**MATERIAL**
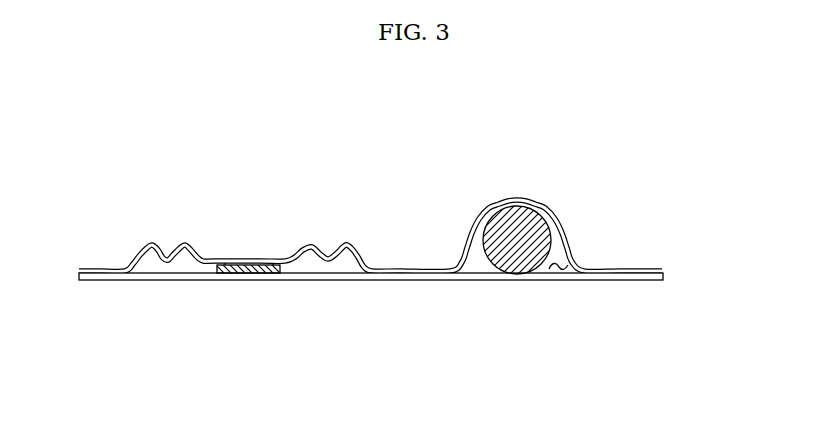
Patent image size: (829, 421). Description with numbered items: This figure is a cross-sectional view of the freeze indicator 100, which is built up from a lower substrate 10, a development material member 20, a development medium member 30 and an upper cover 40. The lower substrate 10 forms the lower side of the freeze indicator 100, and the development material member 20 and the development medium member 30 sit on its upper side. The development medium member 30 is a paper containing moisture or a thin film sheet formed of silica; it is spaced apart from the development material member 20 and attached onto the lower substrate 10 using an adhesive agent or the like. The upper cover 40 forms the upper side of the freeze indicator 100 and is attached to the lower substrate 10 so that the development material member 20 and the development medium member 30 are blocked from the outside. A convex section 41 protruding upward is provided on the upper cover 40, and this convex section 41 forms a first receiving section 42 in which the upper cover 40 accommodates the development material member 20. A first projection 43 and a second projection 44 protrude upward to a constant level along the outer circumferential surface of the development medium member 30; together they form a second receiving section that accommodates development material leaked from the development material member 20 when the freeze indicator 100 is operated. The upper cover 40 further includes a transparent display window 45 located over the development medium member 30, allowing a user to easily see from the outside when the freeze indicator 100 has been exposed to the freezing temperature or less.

The freeze indicator 100 is at (92, 98).
The lower substrate 10 is at (663, 277).
The development material member 20 is at (543, 207).
The development medium member 30 is at (240, 270).
The upper cover 40 is at (663, 268).
The convex section 41 is at (513, 197).
The first receiving section 42 is at (552, 273).
The first projection 43 is at (311, 244).
The second projection 44 is at (347, 242).
The transparent display window 45 is at (242, 258).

**PROBLEM**
Set down the listing word for word, from its beginning through the line that contains "The second projection 44 is at (347, 242).", both ends included. Leave the picture out of your answer.

**THE SOLUTION**
Patent image size: (829, 421). Description with numbered items: This figure is a cross-sectional view of the freeze indicator 100, which is built up from a lower substrate 10, a development material member 20, a development medium member 30 and an upper cover 40. The lower substrate 10 forms the lower side of the freeze indicator 100, and the development material member 20 and the development medium member 30 sit on its upper side. The development medium member 30 is a paper containing moisture or a thin film sheet formed of silica; it is spaced apart from the development material member 20 and attached onto the lower substrate 10 using an adhesive agent or the like. The upper cover 40 forms the upper side of the freeze indicator 100 and is attached to the lower substrate 10 so that the development material member 20 and the development medium member 30 are blocked from the outside. A convex section 41 protruding upward is provided on the upper cover 40, and this convex section 41 forms a first receiving section 42 in which the upper cover 40 accommodates the development material member 20. A first projection 43 and a second projection 44 protrude upward to a constant level along the outer circumferential surface of the development medium member 30; together they form a second receiving section that accommodates development material leaked from the development material member 20 when the freeze indicator 100 is operated. The upper cover 40 further includes a transparent display window 45 located over the development medium member 30, allowing a user to easily see from the outside when the freeze indicator 100 has been exposed to the freezing temperature or less.

The freeze indicator 100 is at (92, 98).
The lower substrate 10 is at (663, 277).
The development material member 20 is at (543, 207).
The development medium member 30 is at (240, 270).
The upper cover 40 is at (663, 268).
The convex section 41 is at (513, 197).
The first receiving section 42 is at (552, 273).
The first projection 43 is at (311, 244).
The second projection 44 is at (347, 242).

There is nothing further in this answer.